[WHAT NEEDS TO BE DONE]: Copy out the data below verbatim.

[MATERIAL PROVIDED]:
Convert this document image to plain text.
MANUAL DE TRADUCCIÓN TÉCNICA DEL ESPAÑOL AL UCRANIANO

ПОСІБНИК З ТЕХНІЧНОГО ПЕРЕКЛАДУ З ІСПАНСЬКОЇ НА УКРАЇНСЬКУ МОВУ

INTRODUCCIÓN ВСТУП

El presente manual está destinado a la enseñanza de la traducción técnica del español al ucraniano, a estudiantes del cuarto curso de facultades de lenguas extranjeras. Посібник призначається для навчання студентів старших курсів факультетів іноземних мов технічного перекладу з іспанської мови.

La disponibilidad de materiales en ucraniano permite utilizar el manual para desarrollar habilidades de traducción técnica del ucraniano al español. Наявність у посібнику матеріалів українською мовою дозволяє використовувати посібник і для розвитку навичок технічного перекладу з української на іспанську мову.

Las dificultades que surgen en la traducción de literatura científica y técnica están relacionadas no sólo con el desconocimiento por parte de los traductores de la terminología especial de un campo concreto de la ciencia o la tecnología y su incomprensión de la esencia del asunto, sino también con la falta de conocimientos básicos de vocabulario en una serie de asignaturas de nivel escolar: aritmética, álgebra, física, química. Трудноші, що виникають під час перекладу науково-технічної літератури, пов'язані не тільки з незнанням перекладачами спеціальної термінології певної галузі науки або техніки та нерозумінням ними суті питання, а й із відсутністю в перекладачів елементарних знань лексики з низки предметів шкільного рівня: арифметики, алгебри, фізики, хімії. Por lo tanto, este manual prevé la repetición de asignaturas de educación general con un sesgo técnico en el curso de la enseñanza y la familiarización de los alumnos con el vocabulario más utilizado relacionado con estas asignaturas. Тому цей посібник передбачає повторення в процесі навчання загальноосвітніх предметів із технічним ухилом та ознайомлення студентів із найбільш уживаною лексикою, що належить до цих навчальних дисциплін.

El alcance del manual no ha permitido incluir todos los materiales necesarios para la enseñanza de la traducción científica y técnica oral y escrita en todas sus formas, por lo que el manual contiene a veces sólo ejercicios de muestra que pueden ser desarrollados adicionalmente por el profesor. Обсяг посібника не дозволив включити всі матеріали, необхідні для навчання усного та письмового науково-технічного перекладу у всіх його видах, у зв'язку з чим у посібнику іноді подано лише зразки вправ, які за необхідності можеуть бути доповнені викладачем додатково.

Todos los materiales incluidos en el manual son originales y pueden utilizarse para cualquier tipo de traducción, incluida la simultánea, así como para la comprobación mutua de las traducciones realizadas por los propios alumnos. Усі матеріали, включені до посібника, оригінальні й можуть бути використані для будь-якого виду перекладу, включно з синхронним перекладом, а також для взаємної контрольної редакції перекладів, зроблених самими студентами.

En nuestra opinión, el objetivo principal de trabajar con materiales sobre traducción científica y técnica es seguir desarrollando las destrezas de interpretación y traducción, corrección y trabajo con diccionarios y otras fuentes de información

[RESULT FOR THIS EXERCISE]:
Convert this document image to plain text.
MANUAL DE TRADUCCIÓN TÉCNICA DEL ESPAÑOL AL UCRANIANO

ПОСІБНИК З ТЕХНІЧНОГО ПЕРЕКЛАДУ З ІСПАНСЬКОЇ НА УКРАЇНСЬКУ МОВУ

INTRODUCCIÓN ВСТУП

El presente manual está destinado a la enseñanza de la traducción técnica del español al ucraniano, a estudiantes del cuarto curso de facultades de lenguas extranjeras. Посібник призначається для навчання студентів старших курсів факультетів іноземних мов технічного перекладу з іспанської мови.

La disponibilidad de materiales en ucraniano permite utilizar el manual para desarrollar habilidades de traducción técnica del ucraniano al español. Наявність у посібнику матеріалів українською мовою дозволяє використовувати посібник і для розвитку навичок технічного перекладу з української на іспанську мову.

Las dificultades que surgen en la traducción de literatura científica y técnica están relacionadas no sólo con el desconocimiento por parte de los traductores de la terminología especial de un campo concreto de la ciencia o la tecnología y su incomprensión de la esencia del asunto, sino también con la falta de conocimientos básicos de vocabulario en una serie de asignaturas de nivel escolar: aritmética, álgebra, física, química. Трудноші, що виникають під час перекладу науково-технічної літератури, пов'язані не тільки з незнанням перекладачами спеціальної термінології певної галузі науки або техніки та нерозумінням ними суті питання, а й із відсутністю в перекладачів елементарних знань лексики з низки предметів шкільного рівня: арифметики, алгебри, фізики, хімії. Por lo tanto, este manual prevé la repetición de asignaturas de educación general con un sesgo técnico en el curso de la enseñanza y la familiarización de los alumnos con el vocabulario más utilizado relacionado con estas asignaturas. Тому цей посібник передбачає повторення в процесі навчання загальноосвітніх предметів із технічним ухилом та ознайомлення студентів із найбільш уживаною лексикою, що належить до цих навчальних дисциплін.

El alcance del manual no ha permitido incluir todos los materiales necesarios para la enseñanza de la traducción científica y técnica oral y escrita en todas sus formas, por lo que el manual contiene a veces sólo ejercicios de muestra que pueden ser desarrollados adicionalmente por el profesor. Обсяг посібника не дозволив включити всі матеріали, необхідні для навчання усного та письмового науково-технічного перекладу у всіх його видах, у зв'язку з чим у посібнику іноді подано лише зразки вправ, які за необхідності можеуть бути доповнені викладачем додатково.

Todos los materiales incluidos en el manual son originales y pueden utilizarse para cualquier tipo de traducción, incluida la simultánea, así como para la comprobación mutua de las traducciones realizadas por los propios alumnos. Усі матеріали, включені до посібника, оригінальні й можуть бути використані для будь-якого виду перекладу, включно з синхронним перекладом, а також для взаємної контрольної редакції перекладів, зроблених самими студентами.

En nuestra opinión, el objetivo principal de trabajar con materiales sobre traducción científica y técnica es seguir desarrollando las destrezas de interpretación y traducción, corrección y trabajo con diccionarios y otras fuentes de información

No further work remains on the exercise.